[Given instruction] Transcribe the records below exactly as they appear, omitting any pictures.

[Source data]
<<<<

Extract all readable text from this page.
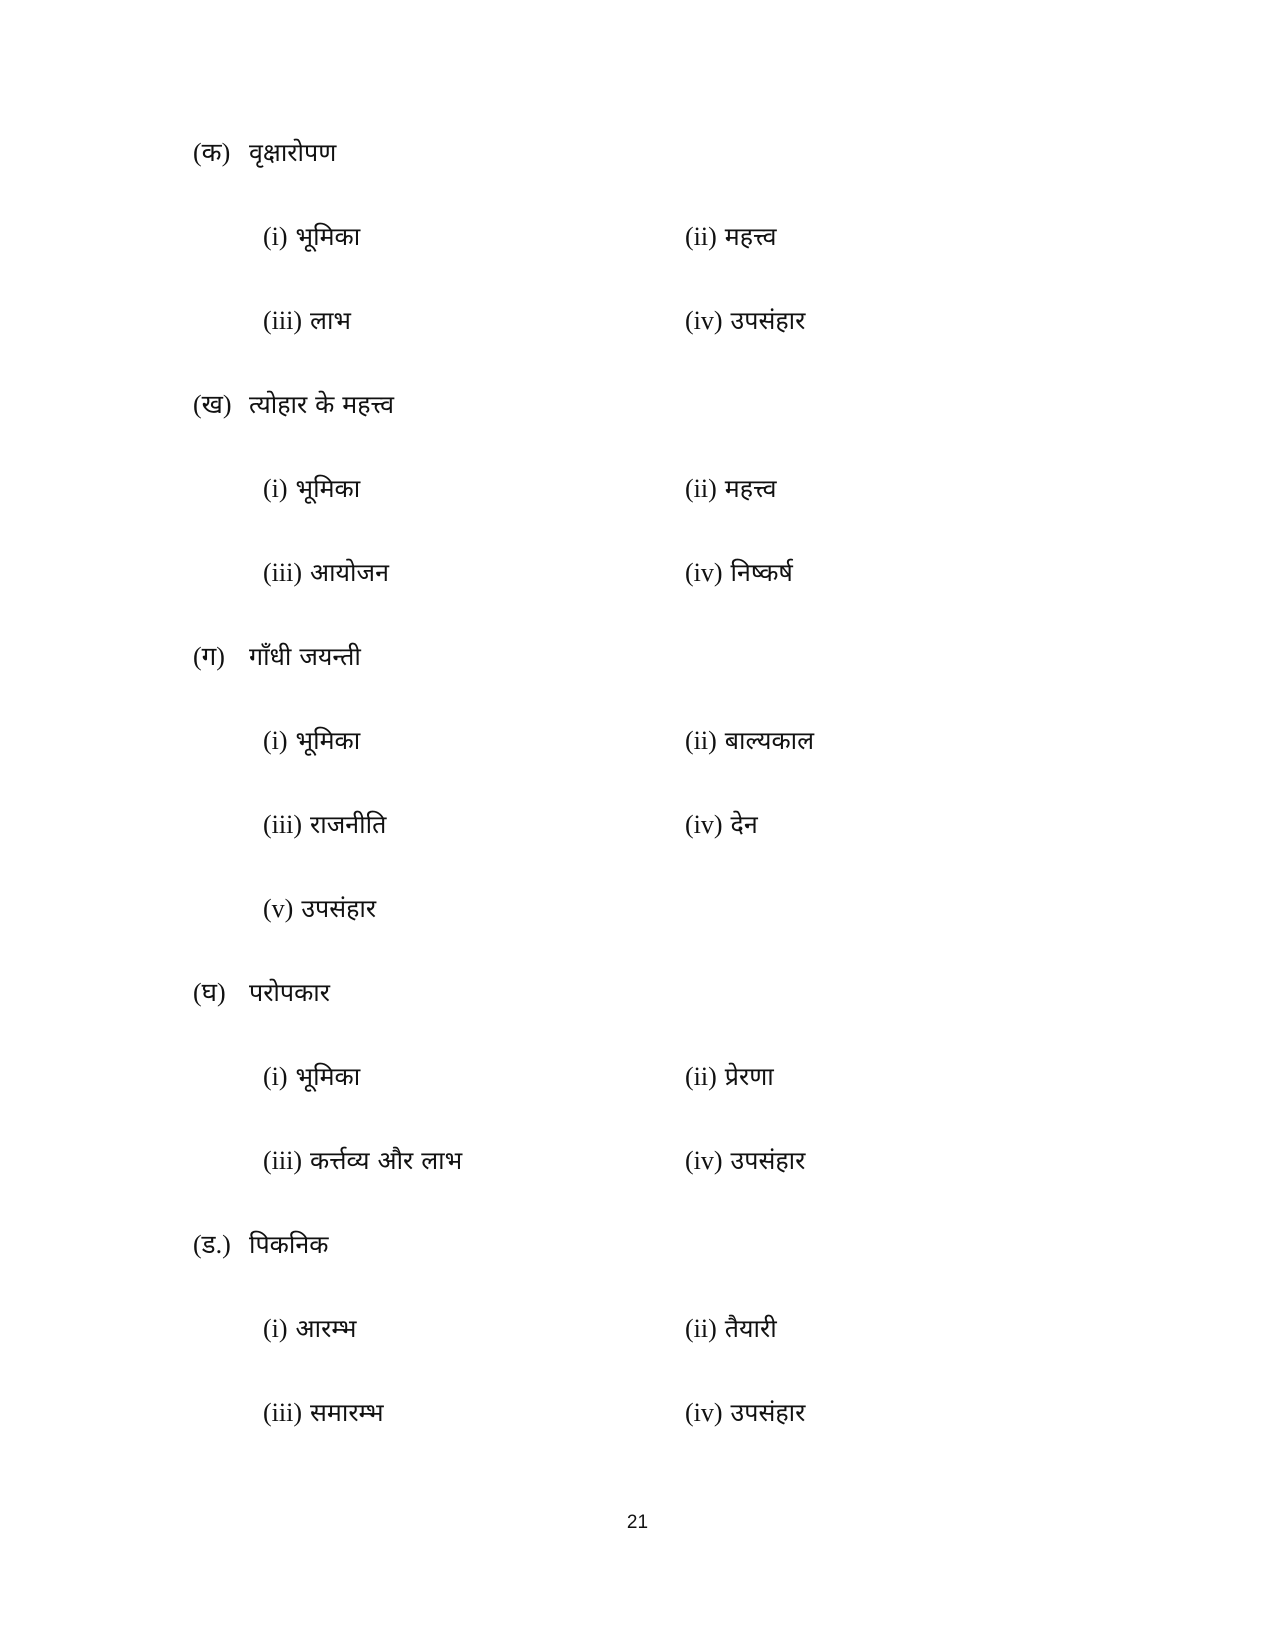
(क) वृक्षारोपण
(i) भूमिका	(ii) महत्त्व
(iii) लाभ	(iv) उपसंहार
(ख) त्योहार के महत्त्व
(i) भूमिका	(ii) महत्त्व
(iii) आयोजन	(iv) निष्कर्ष
(ग) गाँधी जयन्ती
(i) भूमिका	(ii) बाल्यकाल
(iii) राजनीति	(iv) देन
(v) उपसंहार
(घ) परोपकार
(i) भूमिका	(ii) प्रेरणा
(iii) कर्त्तव्य और लाभ	(iv) उपसंहार
(ड.) पिकनिक
(i) आरम्भ	(ii) तैयारी
(iii) समारम्भ	(iv) उपसंहार
21
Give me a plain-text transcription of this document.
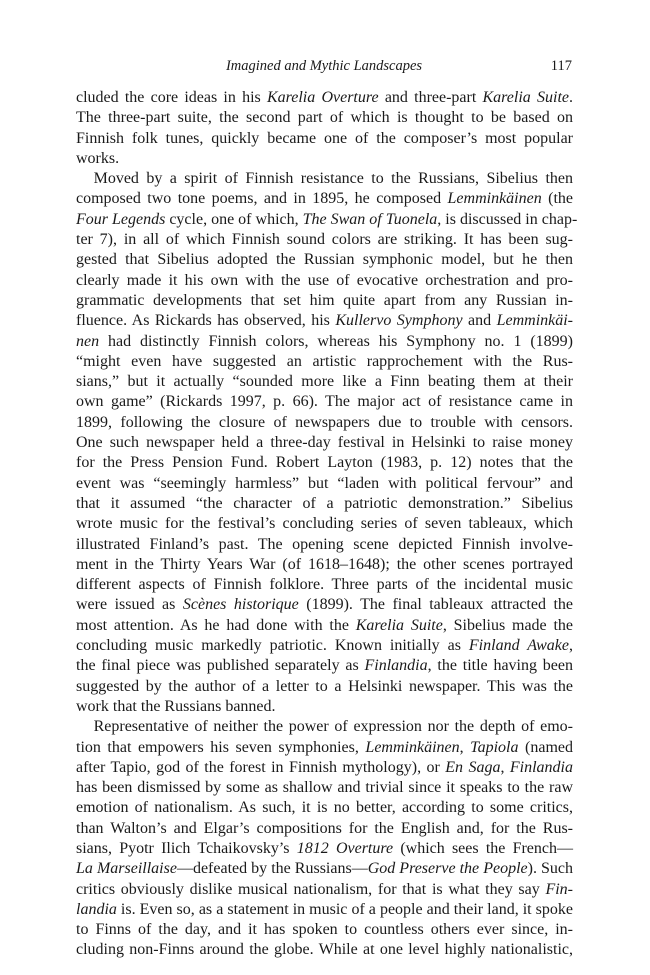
Imagined and Mythic Landscapes	117
cluded the core ideas in his Karelia Overture and three-part Karelia Suite.
The three-part suite, the second part of which is thought to be based on
Finnish folk tunes, quickly became one of the composer’s most popular
works.
Moved by a spirit of Finnish resistance to the Russians, Sibelius then
composed two tone poems, and in 1895, he composed Lemminkäinen (the
Four Legends cycle, one of which, The Swan of Tuonela, is discussed in chap-
ter 7), in all of which Finnish sound colors are striking. It has been sug-
gested that Sibelius adopted the Russian symphonic model, but he then
clearly made it his own with the use of evocative orchestration and pro-
grammatic developments that set him quite apart from any Russian in-
fluence. As Rickards has observed, his Kullervo Symphony and Lemminkäi-
nen had distinctly Finnish colors, whereas his Symphony no. 1 (1899)
“might even have suggested an artistic rapprochement with the Rus-
sians,” but it actually “sounded more like a Finn beating them at their
own game” (Rickards 1997, p. 66). The major act of resistance came in
1899, following the closure of newspapers due to trouble with censors.
One such newspaper held a three-day festival in Helsinki to raise money
for the Press Pension Fund. Robert Layton (1983, p. 12) notes that the
event was “seemingly harmless” but “laden with political fervour” and
that it assumed “the character of a patriotic demonstration.” Sibelius
wrote music for the festival’s concluding series of seven tableaux, which
illustrated Finland’s past. The opening scene depicted Finnish involve-
ment in the Thirty Years War (of 1618–1648); the other scenes portrayed
different aspects of Finnish folklore. Three parts of the incidental music
were issued as Scènes historique (1899). The final tableaux attracted the
most attention. As he had done with the Karelia Suite, Sibelius made the
concluding music markedly patriotic. Known initially as Finland Awake,
the final piece was published separately as Finlandia, the title having been
suggested by the author of a letter to a Helsinki newspaper. This was the
work that the Russians banned.
Representative of neither the power of expression nor the depth of emo-
tion that empowers his seven symphonies, Lemminkäinen, Tapiola (named
after Tapio, god of the forest in Finnish mythology), or En Saga, Finlandia
has been dismissed by some as shallow and trivial since it speaks to the raw
emotion of nationalism. As such, it is no better, according to some critics,
than Walton’s and Elgar’s compositions for the English and, for the Rus-
sians, Pyotr Ilich Tchaikovsky’s 1812 Overture (which sees the French—
La Marseillaise—defeated by the Russians—God Preserve the People). Such
critics obviously dislike musical nationalism, for that is what they say Fin-
landia is. Even so, as a statement in music of a people and their land, it spoke
to Finns of the day, and it has spoken to countless others ever since, in-
cluding non-Finns around the globe. While at one level highly nationalistic,
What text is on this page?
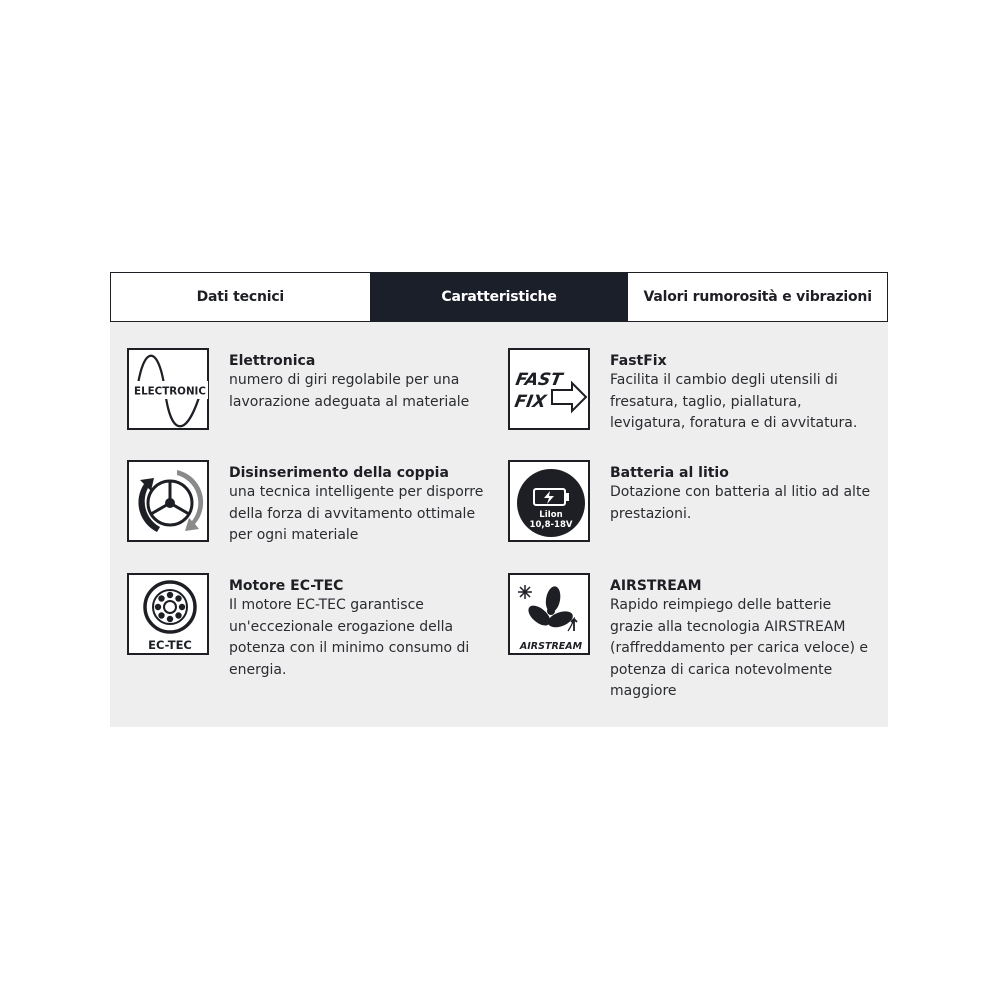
Dati tecnici	Caratteristiche	Valori rumorosità e vibrazioni
ELECTRONIC
Elettronica
numero di giri regolabile per una
lavorazione adeguata al materiale
FAST
FIX
FastFix
Facilita il cambio degli utensili di
fresatura, taglio, piallatura,
levigatura, foratura e di avvitatura.
Disinserimento della coppia
una tecnica intelligente per disporre
della forza di avvitamento ottimale
per ogni materiale
LiIon
10,8-18V
Batteria al litio
Dotazione con batteria al litio ad alte
prestazioni.
EC-TEC
Motore EC-TEC
Il motore EC-TEC garantisce
un'eccezionale erogazione della
potenza con il minimo consumo di
energia.
AIRSTREAM
AIRSTREAM
Rapido reimpiego delle batterie
grazie alla tecnologia AIRSTREAM
(raffreddamento per carica veloce) e
potenza di carica notevolmente
maggiore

>>>>

[Response]
Extract all readable text from this page.
(क) वृक्षारोपण
(i) भूमिका	(ii) महत्त्व
(iii) लाभ	(iv) उपसंहार
(ख) त्योहार के महत्त्व
(i) भूमिका	(ii) महत्त्व
(iii) आयोजन	(iv) निष्कर्ष
(ग) गाँधी जयन्ती
(i) भूमिका	(ii) बाल्यकाल
(iii) राजनीति	(iv) देन
(v) उपसंहार
(घ) परोपकार
(i) भूमिका	(ii) प्रेरणा
(iii) कर्त्तव्य और लाभ	(iv) उपसंहार
(ड.) पिकनिक
(i) आरम्भ	(ii) तैयारी
(iii) समारम्भ	(iv) उपसंहार
21
Give me a plain-text transcription of this document.
Imagined and Mythic Landscapes	117
cluded the core ideas in his Karelia Overture and three-part Karelia Suite.
The three-part suite, the second part of which is thought to be based on
Finnish folk tunes, quickly became one of the composer’s most popular
works.
Moved by a spirit of Finnish resistance to the Russians, Sibelius then
composed two tone poems, and in 1895, he composed Lemminkäinen (the
Four Legends cycle, one of which, The Swan of Tuonela, is discussed in chap-
ter 7), in all of which Finnish sound colors are striking. It has been sug-
gested that Sibelius adopted the Russian symphonic model, but he then
clearly made it his own with the use of evocative orchestration and pro-
grammatic developments that set him quite apart from any Russian in-
fluence. As Rickards has observed, his Kullervo Symphony and Lemminkäi-
nen had distinctly Finnish colors, whereas his Symphony no. 1 (1899)
“might even have suggested an artistic rapprochement with the Rus-
sians,” but it actually “sounded more like a Finn beating them at their
own game” (Rickards 1997, p. 66). The major act of resistance came in
1899, following the closure of newspapers due to trouble with censors.
One such newspaper held a three-day festival in Helsinki to raise money
for the Press Pension Fund. Robert Layton (1983, p. 12) notes that the
event was “seemingly harmless” but “laden with political fervour” and
that it assumed “the character of a patriotic demonstration.” Sibelius
wrote music for the festival’s concluding series of seven tableaux, which
illustrated Finland’s past. The opening scene depicted Finnish involve-
ment in the Thirty Years War (of 1618–1648); the other scenes portrayed
different aspects of Finnish folklore. Three parts of the incidental music
were issued as Scènes historique (1899). The final tableaux attracted the
most attention. As he had done with the Karelia Suite, Sibelius made the
concluding music markedly patriotic. Known initially as Finland Awake,
the final piece was published separately as Finlandia, the title having been
suggested by the author of a letter to a Helsinki newspaper. This was the
work that the Russians banned.
Representative of neither the power of expression nor the depth of emo-
tion that empowers his seven symphonies, Lemminkäinen, Tapiola (named
after Tapio, god of the forest in Finnish mythology), or En Saga, Finlandia
has been dismissed by some as shallow and trivial since it speaks to the raw
emotion of nationalism. As such, it is no better, according to some critics,
than Walton’s and Elgar’s compositions for the English and, for the Rus-
sians, Pyotr Ilich Tchaikovsky’s 1812 Overture (which sees the French—
La Marseillaise—defeated by the Russians—God Preserve the People). Such
critics obviously dislike musical nationalism, for that is what they say Fin-
landia is. Even so, as a statement in music of a people and their land, it spoke
to Finns of the day, and it has spoken to countless others ever since, in-
cluding non-Finns around the globe. While at one level highly nationalistic,
What text is on this page?
Dati tecnici	Caratteristiche	Valori rumorosità e vibrazioni
ELECTRONIC
Elettronica
numero di giri regolabile per una
lavorazione adeguata al materiale
FAST
FIX
FastFix
Facilita il cambio degli utensili di
fresatura, taglio, piallatura,
levigatura, foratura e di avvitatura.
Disinserimento della coppia
una tecnica intelligente per disporre
della forza di avvitamento ottimale
per ogni materiale
LiIon
10,8-18V
Batteria al litio
Dotazione con batteria al litio ad alte
prestazioni.
EC-TEC
Motore EC-TEC
Il motore EC-TEC garantisce
un'eccezionale erogazione della
potenza con il minimo consumo di
energia.
AIRSTREAM
AIRSTREAM
Rapido reimpiego delle batterie
grazie alla tecnologia AIRSTREAM
(raffreddamento per carica veloce) e
potenza di carica notevolmente
maggiore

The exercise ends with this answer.